## DIRECTIVE
Here are some records; return them all exactly.

— start EXTRACTED DATA —

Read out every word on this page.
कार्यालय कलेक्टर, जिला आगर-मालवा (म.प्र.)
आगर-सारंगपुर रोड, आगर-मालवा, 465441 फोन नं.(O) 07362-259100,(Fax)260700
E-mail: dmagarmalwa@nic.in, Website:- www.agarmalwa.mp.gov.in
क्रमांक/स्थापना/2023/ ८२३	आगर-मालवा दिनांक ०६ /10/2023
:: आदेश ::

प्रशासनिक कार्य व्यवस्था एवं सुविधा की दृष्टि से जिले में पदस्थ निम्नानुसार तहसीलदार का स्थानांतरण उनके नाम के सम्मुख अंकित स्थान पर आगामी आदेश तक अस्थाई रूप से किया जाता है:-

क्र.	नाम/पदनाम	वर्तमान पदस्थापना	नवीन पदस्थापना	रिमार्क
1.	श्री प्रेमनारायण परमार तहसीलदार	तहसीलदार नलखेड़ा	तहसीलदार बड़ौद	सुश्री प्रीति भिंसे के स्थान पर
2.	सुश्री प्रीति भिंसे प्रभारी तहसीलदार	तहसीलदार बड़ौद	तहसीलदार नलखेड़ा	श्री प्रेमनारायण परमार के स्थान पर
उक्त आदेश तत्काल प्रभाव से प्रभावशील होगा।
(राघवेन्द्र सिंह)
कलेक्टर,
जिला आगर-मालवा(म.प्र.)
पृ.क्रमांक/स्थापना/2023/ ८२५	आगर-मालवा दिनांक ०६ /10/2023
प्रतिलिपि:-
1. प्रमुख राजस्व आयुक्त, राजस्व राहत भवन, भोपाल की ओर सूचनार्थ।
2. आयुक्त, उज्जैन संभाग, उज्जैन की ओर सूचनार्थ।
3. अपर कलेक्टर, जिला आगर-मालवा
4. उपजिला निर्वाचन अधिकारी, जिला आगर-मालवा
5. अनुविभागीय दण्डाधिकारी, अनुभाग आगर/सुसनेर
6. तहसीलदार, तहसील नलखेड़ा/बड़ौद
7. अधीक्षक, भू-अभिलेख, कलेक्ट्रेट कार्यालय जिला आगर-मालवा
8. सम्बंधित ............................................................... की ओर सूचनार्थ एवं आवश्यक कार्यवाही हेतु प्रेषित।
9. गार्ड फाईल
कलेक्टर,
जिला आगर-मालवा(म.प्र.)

— end EXTRACTED DATA —

## EXERCISE RESULT
Read out every word on this page.
कार्यालय कलेक्टर, जिला आगर-मालवा (म.प्र.)
आगर-सारंगपुर रोड, आगर-मालवा, 465441 फोन नं.(O) 07362-259100,(Fax)260700
E-mail: dmagarmalwa@nic.in, Website:- www.agarmalwa.mp.gov.in
क्रमांक/स्थापना/2023/ ८२३	आगर-मालवा दिनांक ०६ /10/2023
:: आदेश ::

प्रशासनिक कार्य व्यवस्था एवं सुविधा की दृष्टि से जिले में पदस्थ निम्नानुसार तहसीलदार का स्थानांतरण उनके नाम के सम्मुख अंकित स्थान पर आगामी आदेश तक अस्थाई रूप से किया जाता है:-

क्र.	नाम/पदनाम	वर्तमान पदस्थापना	नवीन पदस्थापना	रिमार्क
1.	श्री प्रेमनारायण परमार तहसीलदार	तहसीलदार नलखेड़ा	तहसीलदार बड़ौद	सुश्री प्रीति भिंसे के स्थान पर
2.	सुश्री प्रीति भिंसे प्रभारी तहसीलदार	तहसीलदार बड़ौद	तहसीलदार नलखेड़ा	श्री प्रेमनारायण परमार के स्थान पर
उक्त आदेश तत्काल प्रभाव से प्रभावशील होगा।
(राघवेन्द्र सिंह)
कलेक्टर,
जिला आगर-मालवा(म.प्र.)
पृ.क्रमांक/स्थापना/2023/ ८२५	आगर-मालवा दिनांक ०६ /10/2023
प्रतिलिपि:-
1. प्रमुख राजस्व आयुक्त, राजस्व राहत भवन, भोपाल की ओर सूचनार्थ।
2. आयुक्त, उज्जैन संभाग, उज्जैन की ओर सूचनार्थ।
3. अपर कलेक्टर, जिला आगर-मालवा
4. उपजिला निर्वाचन अधिकारी, जिला आगर-मालवा
5. अनुविभागीय दण्डाधिकारी, अनुभाग आगर/सुसनेर
6. तहसीलदार, तहसील नलखेड़ा/बड़ौद
7. अधीक्षक, भू-अभिलेख, कलेक्ट्रेट कार्यालय जिला आगर-मालवा
8. सम्बंधित ............................................................... की ओर सूचनार्थ एवं आवश्यक कार्यवाही हेतु प्रेषित।
9. गार्ड फाईल
कलेक्टर,
जिला आगर-मालवा(म.प्र.)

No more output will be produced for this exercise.